Extract:
_ _ _ _ _

EXTREME rainfall so rare it happens on average once every 2000 years has been "invented" by the government operator of a major Queensland dam

EXTREME rainfall so rare it happens on average once every 2000 years has been "invented" by the government operator of a major Queensland dam as part of its explanation for releasing huge volumes of water that caused most of Brisbane's January flood.

The claim by SEQWater in its official report that a "one-in-2000-year" rainfall event occurred over the Wivenhoe Dam at a critical stage on January 11 has been widely reported in the media and cited by senior public servants to justify the near loss of control of the dam at the time.

But no such rainfall event was measured by any rainfall gauges. Instead, the claim was manufactured by SEQWater after it modelled the rapid rise of levels in the dam, repositioned rainfall data to an area immediately upstream of the dam, and then doubled it.

After extrapolating in this unusual way to achieve an extreme number, the SEQWater report states: "Rainfall of this intensity and duration over the Wivenhoe Dam lake area at such a critical stage of a flood event was unprecedented.

"The resulting run-off could not be contained without transition to (an operating strategy that led to the operator opening the dam's gate for huge releases)."

Senior independent engineer Michael O'Brien, who has spent the past nine weeks analysing the performance of the dam and SEQWater, said that while the rainfall was heavy, he did not believe it was extreme and he doubted it was ever close to the range claimed by the operator.

Mr O'Brien, who has mounted a strong case that the devastating floods in and near Brisbane would have been almost completely avoided with better management of the dam, said the one-in-2000-year event was an "invention" that could not be taken seriously.

He said: "To get the inflow rate, SEQWater had to manufacture an unmetered rainfall event over the dam, which was twice the size of any of the metered rainfall events, and this becomes a rainfall event with a one in 2000."

The technical report by SEQWater shows it relied on a manual gauge of dam levels, not the actual rainfall in gauges, to extrapolate data to claim the occurrence of a one-in-2000-year event.

However, in doing this, SEQWater disregarded the data from a nearby electronic gauge, which showed dam levels lower than those in the manual gauge.

Mr O'Brien said SEQWater's methodology in adopting the data from the manual gauge, ignoring the data from the electronic gauge, and then having to "scale this rainfall up by a factor of two to match the rapid lake level rises" would become a "major technical argument".

"When they calculated the dam inflow rates that would be necessary for the manual gauge board to be correct, they had very high inflow rates -- much higher than any other time during the whole event," he said.

SEQWater has commended the management of Wivenhoe Dam during the flood; however, the Floods Commission of Inquiry headed by Supreme Court judge Cate Holmes has received several reports from experts, hydrologists and engineers that raise serious questions.

A panel of hydrologists and engineers has categorised the Brisbane River flood as a "dam-release flood", meaning it was largely the result of massive releases. Official SEQWater data has highlighted concerns the operator held too much water for too long in the dam over a few critical days before the flood, then released extremely large volumes.

_ _ _ _ _

Data listing:

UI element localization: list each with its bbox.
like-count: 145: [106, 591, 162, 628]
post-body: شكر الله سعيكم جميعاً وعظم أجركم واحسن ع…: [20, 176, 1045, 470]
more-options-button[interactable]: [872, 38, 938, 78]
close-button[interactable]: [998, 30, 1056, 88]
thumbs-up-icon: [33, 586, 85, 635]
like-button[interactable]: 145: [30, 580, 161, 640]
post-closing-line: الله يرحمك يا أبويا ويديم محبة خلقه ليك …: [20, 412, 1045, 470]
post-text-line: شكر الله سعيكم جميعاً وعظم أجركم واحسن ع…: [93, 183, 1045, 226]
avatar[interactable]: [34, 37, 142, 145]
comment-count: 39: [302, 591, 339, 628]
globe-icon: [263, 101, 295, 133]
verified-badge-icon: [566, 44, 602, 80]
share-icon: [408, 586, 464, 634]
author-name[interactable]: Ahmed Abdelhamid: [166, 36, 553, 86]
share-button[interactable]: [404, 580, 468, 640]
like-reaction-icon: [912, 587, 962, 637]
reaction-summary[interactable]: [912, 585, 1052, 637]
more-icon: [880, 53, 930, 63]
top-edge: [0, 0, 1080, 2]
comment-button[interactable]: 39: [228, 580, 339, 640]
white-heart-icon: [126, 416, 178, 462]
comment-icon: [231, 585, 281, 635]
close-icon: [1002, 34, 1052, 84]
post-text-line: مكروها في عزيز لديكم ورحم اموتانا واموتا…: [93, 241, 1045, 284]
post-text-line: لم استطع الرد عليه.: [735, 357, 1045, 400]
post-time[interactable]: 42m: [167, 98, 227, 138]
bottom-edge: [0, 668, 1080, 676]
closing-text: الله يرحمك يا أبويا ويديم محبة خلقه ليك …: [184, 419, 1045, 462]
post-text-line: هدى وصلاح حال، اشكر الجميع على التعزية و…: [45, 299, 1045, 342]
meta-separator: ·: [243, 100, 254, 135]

_ _ _ _ _

Complete the following:
(1) Answer these questions about the article on the Wivenhoe Dam rainfall claim:
(a) On what date did SEQWater say the one-in-2000-year rainfall event happened over the dam?
(b) How many weeks had Michael O'Brien spent analysing the dam and SEQWater?
(c) Who heads the Floods Commission of Inquiry?
(2) Retype everything in the Wivenhoe Dam article from "After extrapolating in" down to "by the operator.".
The lines come from a different source than the text.

Response list:
(1)
(a) January 11
(b) Nine weeks
(c) Supreme Court judge Cate Holmes

(2)
After extrapolating in this unusual way to achieve an extreme number, the SEQWater report states: "Rainfall of this intensity and duration over the Wivenhoe Dam lake area at such a critical stage of a flood event was unprecedented.

"The resulting run-off could not be contained without transition to (an operating strategy that led to the operator opening the dam's gate for huge releases)."

Senior independent engineer Michael O'Brien, who has spent the past nine weeks analysing the performance of the dam and SEQWater, said that while the rainfall was heavy, he did not believe it was extreme and he doubted it was ever close to the range claimed by the operator.